What lines of the data include the string "username"? Copy them all.

═════ Input material ═════

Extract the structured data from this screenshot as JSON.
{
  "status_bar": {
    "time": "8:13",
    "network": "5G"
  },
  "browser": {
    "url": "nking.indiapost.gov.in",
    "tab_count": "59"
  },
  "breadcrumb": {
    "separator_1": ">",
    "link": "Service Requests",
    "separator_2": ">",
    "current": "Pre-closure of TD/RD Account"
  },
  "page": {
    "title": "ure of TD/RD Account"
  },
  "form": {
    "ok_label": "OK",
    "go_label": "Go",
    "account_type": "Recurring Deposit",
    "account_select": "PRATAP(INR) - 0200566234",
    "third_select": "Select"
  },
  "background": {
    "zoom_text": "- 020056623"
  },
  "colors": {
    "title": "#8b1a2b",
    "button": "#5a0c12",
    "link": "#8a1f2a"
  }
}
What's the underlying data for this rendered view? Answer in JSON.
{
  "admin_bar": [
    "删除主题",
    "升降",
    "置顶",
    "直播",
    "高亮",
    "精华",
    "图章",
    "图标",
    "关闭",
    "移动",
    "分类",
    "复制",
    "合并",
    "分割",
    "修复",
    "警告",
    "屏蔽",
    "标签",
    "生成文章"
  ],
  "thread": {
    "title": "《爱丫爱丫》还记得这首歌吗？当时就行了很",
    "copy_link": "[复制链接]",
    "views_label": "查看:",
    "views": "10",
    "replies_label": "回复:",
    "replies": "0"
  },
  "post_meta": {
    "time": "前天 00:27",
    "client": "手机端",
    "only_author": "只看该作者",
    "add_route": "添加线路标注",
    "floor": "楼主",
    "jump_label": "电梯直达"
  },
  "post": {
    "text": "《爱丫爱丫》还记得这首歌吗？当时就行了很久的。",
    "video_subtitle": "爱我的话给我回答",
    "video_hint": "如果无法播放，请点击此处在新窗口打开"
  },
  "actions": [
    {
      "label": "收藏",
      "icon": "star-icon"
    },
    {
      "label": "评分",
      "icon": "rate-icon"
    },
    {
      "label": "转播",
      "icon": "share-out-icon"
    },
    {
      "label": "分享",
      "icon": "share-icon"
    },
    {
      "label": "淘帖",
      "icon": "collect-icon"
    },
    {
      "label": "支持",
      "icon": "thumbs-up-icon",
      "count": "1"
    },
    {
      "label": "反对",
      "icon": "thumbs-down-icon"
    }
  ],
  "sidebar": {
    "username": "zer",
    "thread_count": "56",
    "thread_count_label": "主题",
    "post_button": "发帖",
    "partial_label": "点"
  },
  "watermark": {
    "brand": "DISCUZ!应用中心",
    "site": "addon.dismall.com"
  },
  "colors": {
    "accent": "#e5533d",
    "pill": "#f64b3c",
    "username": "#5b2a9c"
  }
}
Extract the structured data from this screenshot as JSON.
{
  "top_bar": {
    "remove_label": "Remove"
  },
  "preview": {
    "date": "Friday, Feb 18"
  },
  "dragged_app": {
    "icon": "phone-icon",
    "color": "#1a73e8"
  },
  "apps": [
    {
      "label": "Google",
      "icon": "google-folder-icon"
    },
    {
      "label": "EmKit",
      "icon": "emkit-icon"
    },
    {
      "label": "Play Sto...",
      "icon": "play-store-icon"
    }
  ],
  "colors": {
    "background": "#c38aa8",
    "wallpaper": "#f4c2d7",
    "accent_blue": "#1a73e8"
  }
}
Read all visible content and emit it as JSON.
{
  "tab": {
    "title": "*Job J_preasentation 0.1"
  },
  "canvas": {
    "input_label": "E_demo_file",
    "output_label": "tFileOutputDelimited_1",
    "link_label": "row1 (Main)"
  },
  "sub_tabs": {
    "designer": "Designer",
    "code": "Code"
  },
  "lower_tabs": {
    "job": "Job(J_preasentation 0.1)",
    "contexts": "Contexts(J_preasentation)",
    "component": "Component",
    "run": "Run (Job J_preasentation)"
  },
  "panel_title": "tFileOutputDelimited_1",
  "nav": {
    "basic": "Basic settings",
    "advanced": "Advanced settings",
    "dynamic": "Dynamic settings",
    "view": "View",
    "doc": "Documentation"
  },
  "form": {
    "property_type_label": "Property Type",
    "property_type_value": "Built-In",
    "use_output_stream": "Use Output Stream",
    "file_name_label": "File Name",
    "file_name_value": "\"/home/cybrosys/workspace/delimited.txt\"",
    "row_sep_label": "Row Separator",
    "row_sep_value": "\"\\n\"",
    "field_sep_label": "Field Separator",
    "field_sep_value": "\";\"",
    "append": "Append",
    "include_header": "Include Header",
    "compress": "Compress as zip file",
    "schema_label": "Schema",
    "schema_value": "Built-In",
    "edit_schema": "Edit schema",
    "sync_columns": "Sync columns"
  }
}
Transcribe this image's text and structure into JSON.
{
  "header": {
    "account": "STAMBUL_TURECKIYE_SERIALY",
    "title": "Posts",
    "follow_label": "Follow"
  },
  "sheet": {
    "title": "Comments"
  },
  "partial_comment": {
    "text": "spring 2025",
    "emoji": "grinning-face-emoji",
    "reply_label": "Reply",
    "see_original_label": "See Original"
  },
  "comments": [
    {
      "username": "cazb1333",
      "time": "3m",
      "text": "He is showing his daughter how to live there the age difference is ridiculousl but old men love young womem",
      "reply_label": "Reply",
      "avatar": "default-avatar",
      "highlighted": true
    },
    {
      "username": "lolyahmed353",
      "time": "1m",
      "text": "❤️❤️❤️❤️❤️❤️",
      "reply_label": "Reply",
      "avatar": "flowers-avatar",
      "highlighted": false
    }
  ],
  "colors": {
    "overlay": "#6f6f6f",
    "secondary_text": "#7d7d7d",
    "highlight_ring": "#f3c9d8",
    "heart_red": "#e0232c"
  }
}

═════

Task response
    "username": "zer",
    "username": "#5b2a9c"
      "username": "cazb1333",
      "username": "lolyahmed353",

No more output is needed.